Task description: Write the listing below out again exactly, dropping the images.

Records for the exercise:
-=-=-

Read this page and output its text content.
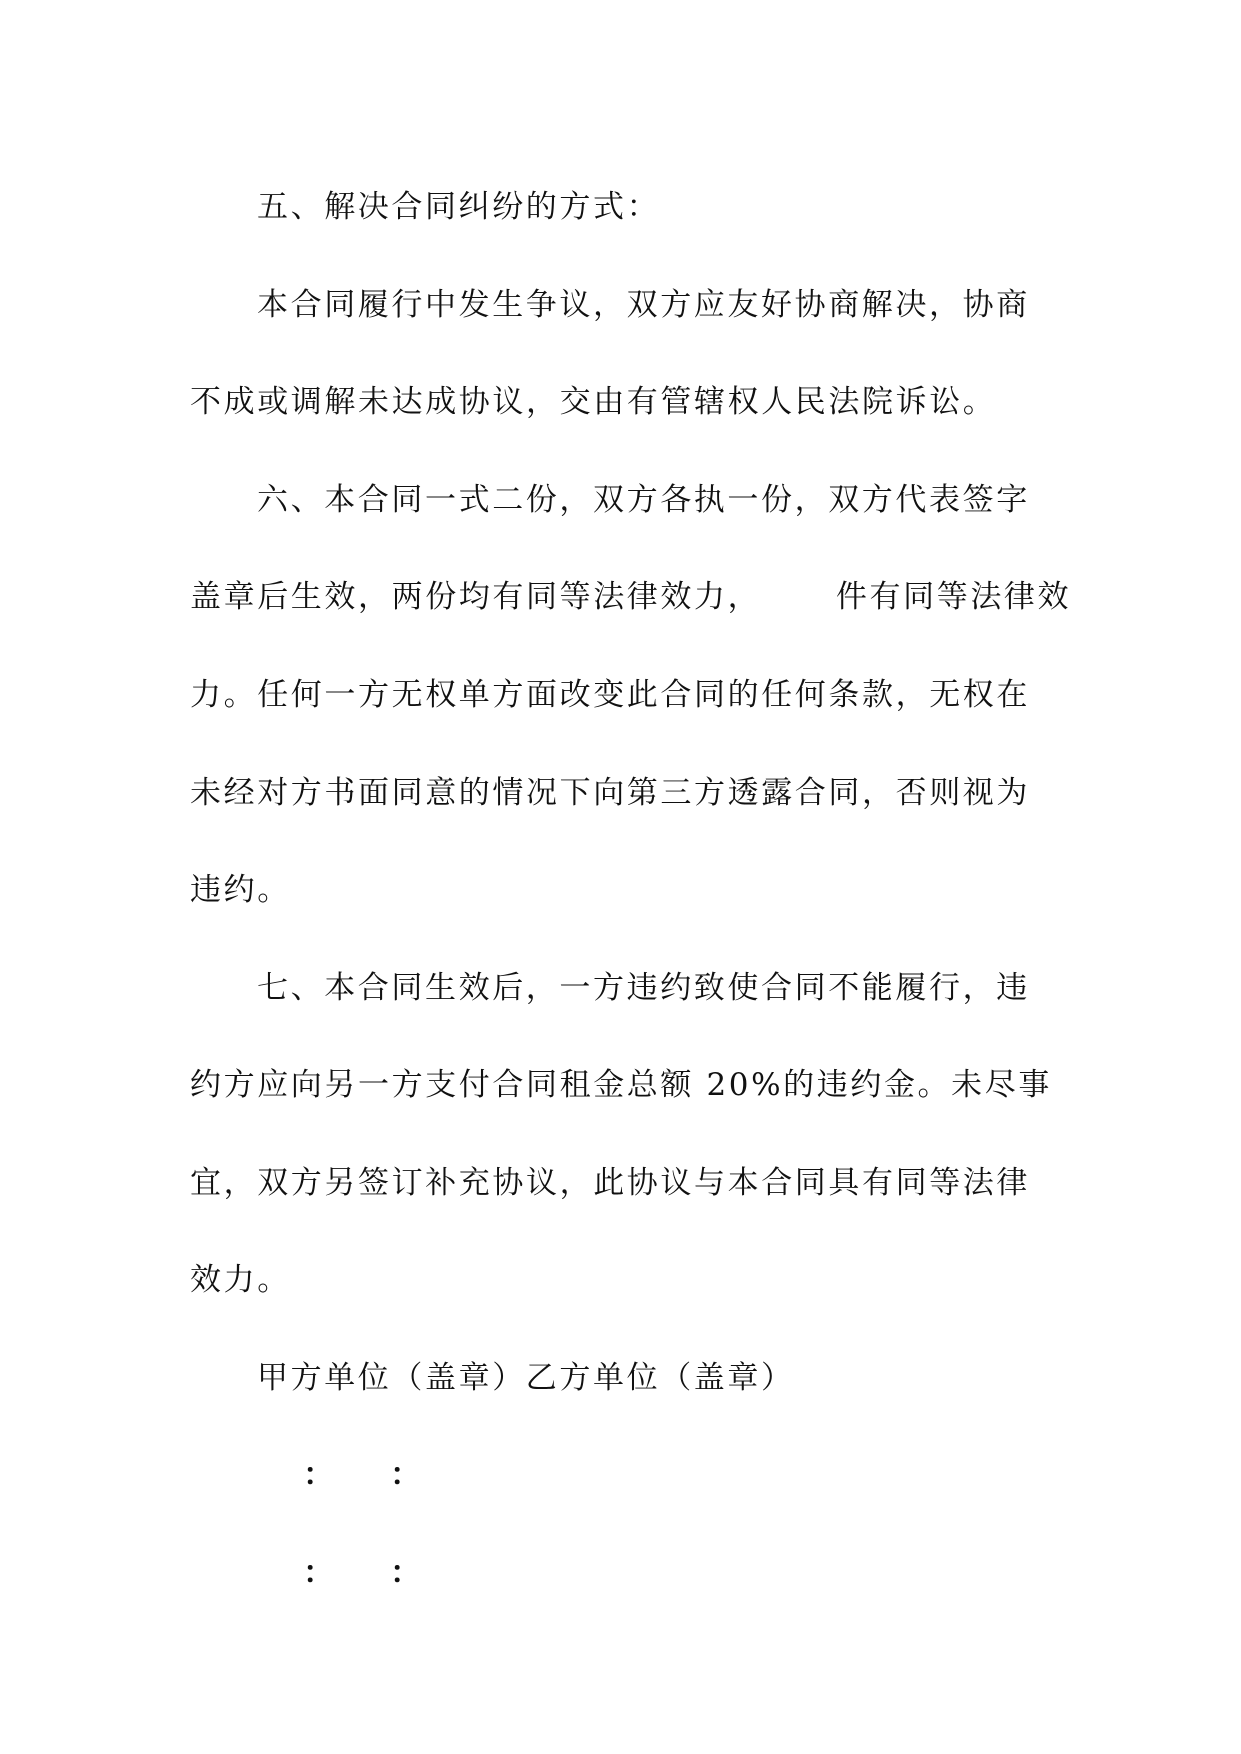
五、解决合同纠纷的方式：
本合同履行中发生争议，双方应友好协商解决，协商
不成或调解未达成协议，交由有管辖权人民法院诉讼。
六、本合同一式二份，双方各执一份，双方代表签字
盖章后生效，两份均有同等法律效力，      件有同等法律效
力。任何一方无权单方面改变此合同的任何条款，无权在
未经对方书面同意的情况下向第三方透露合同，否则视为
违约。
七、本合同生效后，一方违约致使合同不能履行，违
约方应向另一方支付合同租金总额 20%的违约金。未尽事
宜，双方另签订补充协议，此协议与本合同具有同等法律
效力。
甲方单位（盖章）乙方单位（盖章）
： ：
： ：
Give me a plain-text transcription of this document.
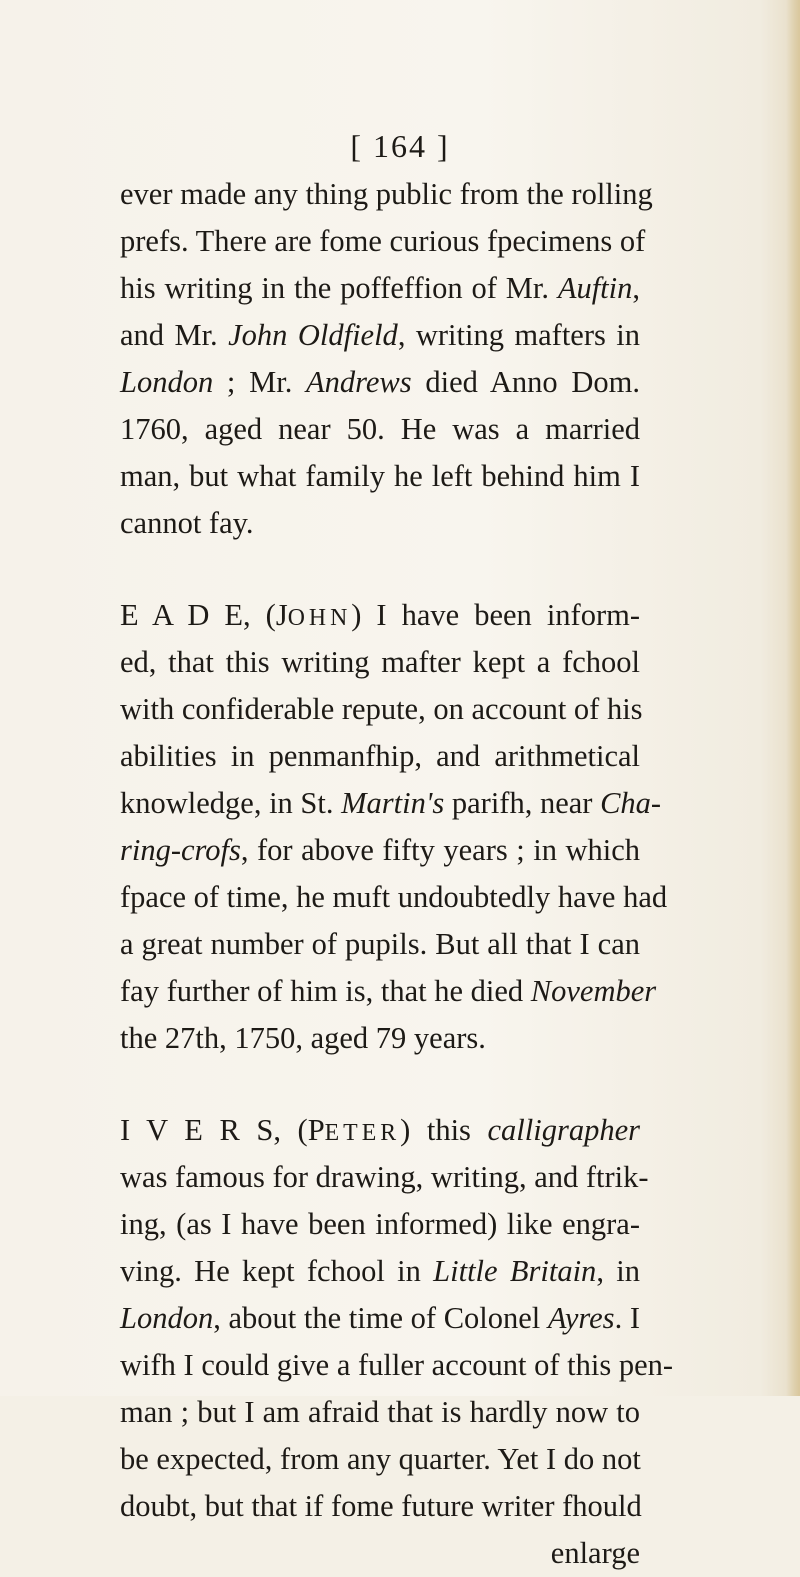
[ 164 ]
ever made any thing public from the rolling
prefs. There are fome curious fpecimens of
his writing in the poffeffion of Mr. Auftin,
and Mr. John Oldfield, writing mafters in
London ; Mr. Andrews died Anno Dom.
1760, aged near 50. He was a married
man, but what family he left behind him I
cannot fay.
E A D E, (JOHN) I have been inform-
ed, that this writing mafter kept a fchool
with confiderable repute, on account of his
abilities in penmanfhip, and arithmetical
knowledge, in St. Martin's parifh, near Cha-
ring-crofs, for above fifty years ; in which
fpace of time, he muft undoubtedly have had
a great number of pupils. But all that I can
fay further of him is, that he died November
the 27th, 1750, aged 79 years.
I V E R S, (PETER) this calligrapher
was famous for drawing, writing, and ftrik-
ing, (as I have been informed) like engra-
ving. He kept fchool in Little Britain, in
London, about the time of Colonel Ayres. I
wifh I could give a fuller account of this pen-
man ; but I am afraid that is hardly now to
be expected, from any quarter. Yet I do not
doubt, but that if fome future writer fhould
enlarge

-=-=-

Solution for this problem:
Read this page and output its text content.
五、解决合同纠纷的方式：
本合同履行中发生争议，双方应友好协商解决，协商
不成或调解未达成协议，交由有管辖权人民法院诉讼。
六、本合同一式二份，双方各执一份，双方代表签字
盖章后生效，两份均有同等法律效力，      件有同等法律效
力。任何一方无权单方面改变此合同的任何条款，无权在
未经对方书面同意的情况下向第三方透露合同，否则视为
违约。
七、本合同生效后，一方违约致使合同不能履行，违
约方应向另一方支付合同租金总额 20%的违约金。未尽事
宜，双方另签订补充协议，此协议与本合同具有同等法律
效力。
甲方单位（盖章）乙方单位（盖章）
： ：
： ：
Give me a plain-text transcription of this document.
[ 164 ]
ever made any thing public from the rolling
prefs. There are fome curious fpecimens of
his writing in the poffeffion of Mr. Auftin,
and Mr. John Oldfield, writing mafters in
London ; Mr. Andrews died Anno Dom.
1760, aged near 50. He was a married
man, but what family he left behind him I
cannot fay.
E A D E, (JOHN) I have been inform-
ed, that this writing mafter kept a fchool
with confiderable repute, on account of his
abilities in penmanfhip, and arithmetical
knowledge, in St. Martin's parifh, near Cha-
ring-crofs, for above fifty years ; in which
fpace of time, he muft undoubtedly have had
a great number of pupils. But all that I can
fay further of him is, that he died November
the 27th, 1750, aged 79 years.
I V E R S, (PETER) this calligrapher
was famous for drawing, writing, and ftrik-
ing, (as I have been informed) like engra-
ving. He kept fchool in Little Britain, in
London, about the time of Colonel Ayres. I
wifh I could give a fuller account of this pen-
man ; but I am afraid that is hardly now to
be expected, from any quarter. Yet I do not
doubt, but that if fome future writer fhould
enlarge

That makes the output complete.